The task:
Retype every entry exactly, character for character.

## START

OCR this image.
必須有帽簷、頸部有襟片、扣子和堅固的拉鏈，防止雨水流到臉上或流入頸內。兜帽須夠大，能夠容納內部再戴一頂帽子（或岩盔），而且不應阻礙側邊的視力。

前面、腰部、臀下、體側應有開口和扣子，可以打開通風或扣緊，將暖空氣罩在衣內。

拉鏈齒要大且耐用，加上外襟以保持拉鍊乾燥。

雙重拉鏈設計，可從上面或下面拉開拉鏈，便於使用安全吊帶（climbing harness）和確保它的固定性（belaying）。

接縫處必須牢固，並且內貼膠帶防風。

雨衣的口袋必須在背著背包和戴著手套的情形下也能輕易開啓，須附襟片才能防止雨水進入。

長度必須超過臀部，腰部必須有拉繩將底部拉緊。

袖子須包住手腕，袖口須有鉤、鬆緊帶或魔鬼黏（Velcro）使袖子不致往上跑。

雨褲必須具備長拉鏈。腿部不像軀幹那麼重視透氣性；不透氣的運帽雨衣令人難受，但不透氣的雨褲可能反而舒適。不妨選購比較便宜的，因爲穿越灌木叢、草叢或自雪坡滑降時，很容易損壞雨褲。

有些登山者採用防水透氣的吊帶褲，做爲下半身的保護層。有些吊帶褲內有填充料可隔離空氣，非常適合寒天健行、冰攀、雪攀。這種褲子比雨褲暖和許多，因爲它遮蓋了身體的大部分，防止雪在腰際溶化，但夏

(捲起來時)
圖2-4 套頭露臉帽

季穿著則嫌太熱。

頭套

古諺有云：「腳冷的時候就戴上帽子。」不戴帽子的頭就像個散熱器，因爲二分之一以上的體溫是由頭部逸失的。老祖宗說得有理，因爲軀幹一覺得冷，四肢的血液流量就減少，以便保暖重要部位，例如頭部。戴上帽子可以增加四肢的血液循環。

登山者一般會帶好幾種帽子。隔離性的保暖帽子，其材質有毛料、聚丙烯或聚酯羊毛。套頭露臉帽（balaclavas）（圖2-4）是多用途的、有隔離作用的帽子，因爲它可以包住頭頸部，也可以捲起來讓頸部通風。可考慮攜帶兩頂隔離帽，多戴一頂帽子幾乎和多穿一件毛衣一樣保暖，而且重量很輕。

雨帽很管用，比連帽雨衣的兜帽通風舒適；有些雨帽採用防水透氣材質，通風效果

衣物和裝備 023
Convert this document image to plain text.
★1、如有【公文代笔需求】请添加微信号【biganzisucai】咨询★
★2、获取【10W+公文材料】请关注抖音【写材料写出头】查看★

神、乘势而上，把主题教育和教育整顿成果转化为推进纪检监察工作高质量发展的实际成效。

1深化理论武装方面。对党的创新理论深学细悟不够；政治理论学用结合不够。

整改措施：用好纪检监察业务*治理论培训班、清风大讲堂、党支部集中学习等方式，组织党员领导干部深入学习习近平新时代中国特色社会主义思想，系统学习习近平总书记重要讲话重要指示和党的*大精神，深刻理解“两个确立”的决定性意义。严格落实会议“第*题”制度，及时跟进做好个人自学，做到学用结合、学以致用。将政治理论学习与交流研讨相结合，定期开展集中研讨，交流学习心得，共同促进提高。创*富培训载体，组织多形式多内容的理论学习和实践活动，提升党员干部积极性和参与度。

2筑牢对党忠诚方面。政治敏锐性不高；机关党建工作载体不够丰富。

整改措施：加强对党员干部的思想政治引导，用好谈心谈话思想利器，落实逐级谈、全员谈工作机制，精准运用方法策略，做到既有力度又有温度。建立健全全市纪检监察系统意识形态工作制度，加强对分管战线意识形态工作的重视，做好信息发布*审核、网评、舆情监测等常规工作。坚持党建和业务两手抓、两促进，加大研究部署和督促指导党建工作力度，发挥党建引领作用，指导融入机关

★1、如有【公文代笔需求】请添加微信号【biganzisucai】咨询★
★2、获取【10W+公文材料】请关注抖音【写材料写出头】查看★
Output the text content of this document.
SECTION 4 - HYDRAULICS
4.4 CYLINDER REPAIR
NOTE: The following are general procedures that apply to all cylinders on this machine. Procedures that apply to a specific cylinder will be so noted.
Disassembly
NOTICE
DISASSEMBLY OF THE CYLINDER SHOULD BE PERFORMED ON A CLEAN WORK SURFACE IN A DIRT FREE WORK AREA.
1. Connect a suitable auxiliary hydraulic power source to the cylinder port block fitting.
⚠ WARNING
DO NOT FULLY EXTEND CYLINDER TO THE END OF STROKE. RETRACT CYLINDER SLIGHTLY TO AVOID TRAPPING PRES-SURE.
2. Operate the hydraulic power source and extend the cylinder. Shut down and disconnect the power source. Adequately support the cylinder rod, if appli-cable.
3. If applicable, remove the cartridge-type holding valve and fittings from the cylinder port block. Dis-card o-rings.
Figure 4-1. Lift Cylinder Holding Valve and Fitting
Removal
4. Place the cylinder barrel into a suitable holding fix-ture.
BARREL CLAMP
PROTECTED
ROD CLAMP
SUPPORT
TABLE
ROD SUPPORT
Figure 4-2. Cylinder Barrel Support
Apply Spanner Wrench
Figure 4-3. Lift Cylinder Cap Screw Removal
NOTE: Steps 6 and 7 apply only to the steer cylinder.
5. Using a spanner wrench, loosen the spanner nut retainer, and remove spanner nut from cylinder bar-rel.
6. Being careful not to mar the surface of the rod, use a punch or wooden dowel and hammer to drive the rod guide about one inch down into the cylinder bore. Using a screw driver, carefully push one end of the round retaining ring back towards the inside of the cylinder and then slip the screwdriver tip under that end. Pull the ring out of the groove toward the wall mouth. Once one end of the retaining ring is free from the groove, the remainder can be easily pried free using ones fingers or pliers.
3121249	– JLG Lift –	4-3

## END

Final result:
OCR this image.
必須有帽簷、頸部有襟片、扣子和堅固的拉鏈，防止雨水流到臉上或流入頸內。兜帽須夠大，能夠容納內部再戴一頂帽子（或岩盔），而且不應阻礙側邊的視力。

前面、腰部、臀下、體側應有開口和扣子，可以打開通風或扣緊，將暖空氣罩在衣內。

拉鏈齒要大且耐用，加上外襟以保持拉鍊乾燥。

雙重拉鏈設計，可從上面或下面拉開拉鏈，便於使用安全吊帶（climbing harness）和確保它的固定性（belaying）。

接縫處必須牢固，並且內貼膠帶防風。

雨衣的口袋必須在背著背包和戴著手套的情形下也能輕易開啓，須附襟片才能防止雨水進入。

長度必須超過臀部，腰部必須有拉繩將底部拉緊。

袖子須包住手腕，袖口須有鉤、鬆緊帶或魔鬼黏（Velcro）使袖子不致往上跑。

雨褲必須具備長拉鏈。腿部不像軀幹那麼重視透氣性；不透氣的運帽雨衣令人難受，但不透氣的雨褲可能反而舒適。不妨選購比較便宜的，因爲穿越灌木叢、草叢或自雪坡滑降時，很容易損壞雨褲。

有些登山者採用防水透氣的吊帶褲，做爲下半身的保護層。有些吊帶褲內有填充料可隔離空氣，非常適合寒天健行、冰攀、雪攀。這種褲子比雨褲暖和許多，因爲它遮蓋了身體的大部分，防止雪在腰際溶化，但夏

(捲起來時)
圖2-4 套頭露臉帽

季穿著則嫌太熱。

頭套

古諺有云：「腳冷的時候就戴上帽子。」不戴帽子的頭就像個散熱器，因爲二分之一以上的體溫是由頭部逸失的。老祖宗說得有理，因爲軀幹一覺得冷，四肢的血液流量就減少，以便保暖重要部位，例如頭部。戴上帽子可以增加四肢的血液循環。

登山者一般會帶好幾種帽子。隔離性的保暖帽子，其材質有毛料、聚丙烯或聚酯羊毛。套頭露臉帽（balaclavas）（圖2-4）是多用途的、有隔離作用的帽子，因爲它可以包住頭頸部，也可以捲起來讓頸部通風。可考慮攜帶兩頂隔離帽，多戴一頂帽子幾乎和多穿一件毛衣一樣保暖，而且重量很輕。

雨帽很管用，比連帽雨衣的兜帽通風舒適；有些雨帽採用防水透氣材質，通風效果

衣物和裝備 023
Convert this document image to plain text.
★1、如有【公文代笔需求】请添加微信号【biganzisucai】咨询★
★2、获取【10W+公文材料】请关注抖音【写材料写出头】查看★

神、乘势而上，把主题教育和教育整顿成果转化为推进纪检监察工作高质量发展的实际成效。

1深化理论武装方面。对党的创新理论深学细悟不够；政治理论学用结合不够。

整改措施：用好纪检监察业务*治理论培训班、清风大讲堂、党支部集中学习等方式，组织党员领导干部深入学习习近平新时代中国特色社会主义思想，系统学习习近平总书记重要讲话重要指示和党的*大精神，深刻理解“两个确立”的决定性意义。严格落实会议“第*题”制度，及时跟进做好个人自学，做到学用结合、学以致用。将政治理论学习与交流研讨相结合，定期开展集中研讨，交流学习心得，共同促进提高。创*富培训载体，组织多形式多内容的理论学习和实践活动，提升党员干部积极性和参与度。

2筑牢对党忠诚方面。政治敏锐性不高；机关党建工作载体不够丰富。

整改措施：加强对党员干部的思想政治引导，用好谈心谈话思想利器，落实逐级谈、全员谈工作机制，精准运用方法策略，做到既有力度又有温度。建立健全全市纪检监察系统意识形态工作制度，加强对分管战线意识形态工作的重视，做好信息发布*审核、网评、舆情监测等常规工作。坚持党建和业务两手抓、两促进，加大研究部署和督促指导党建工作力度，发挥党建引领作用，指导融入机关

★1、如有【公文代笔需求】请添加微信号【biganzisucai】咨询★
★2、获取【10W+公文材料】请关注抖音【写材料写出头】查看★
Output the text content of this document.
SECTION 4 - HYDRAULICS
4.4 CYLINDER REPAIR
NOTE: The following are general procedures that apply to all cylinders on this machine. Procedures that apply to a specific cylinder will be so noted.
Disassembly
NOTICE
DISASSEMBLY OF THE CYLINDER SHOULD BE PERFORMED ON A CLEAN WORK SURFACE IN A DIRT FREE WORK AREA.
1. Connect a suitable auxiliary hydraulic power source to the cylinder port block fitting.
⚠ WARNING
DO NOT FULLY EXTEND CYLINDER TO THE END OF STROKE. RETRACT CYLINDER SLIGHTLY TO AVOID TRAPPING PRES-SURE.
2. Operate the hydraulic power source and extend the cylinder. Shut down and disconnect the power source. Adequately support the cylinder rod, if appli-cable.
3. If applicable, remove the cartridge-type holding valve and fittings from the cylinder port block. Dis-card o-rings.
Figure 4-1. Lift Cylinder Holding Valve and Fitting
Removal
4. Place the cylinder barrel into a suitable holding fix-ture.
BARREL CLAMP
PROTECTED
ROD CLAMP
SUPPORT
TABLE
ROD SUPPORT
Figure 4-2. Cylinder Barrel Support
Apply Spanner Wrench
Figure 4-3. Lift Cylinder Cap Screw Removal
NOTE: Steps 6 and 7 apply only to the steer cylinder.
5. Using a spanner wrench, loosen the spanner nut retainer, and remove spanner nut from cylinder bar-rel.
6. Being careful not to mar the surface of the rod, use a punch or wooden dowel and hammer to drive the rod guide about one inch down into the cylinder bore. Using a screw driver, carefully push one end of the round retaining ring back towards the inside of the cylinder and then slip the screwdriver tip under that end. Pull the ring out of the groove toward the wall mouth. Once one end of the retaining ring is free from the groove, the remainder can be easily pried free using ones fingers or pliers.
3121249	– JLG Lift –	4-3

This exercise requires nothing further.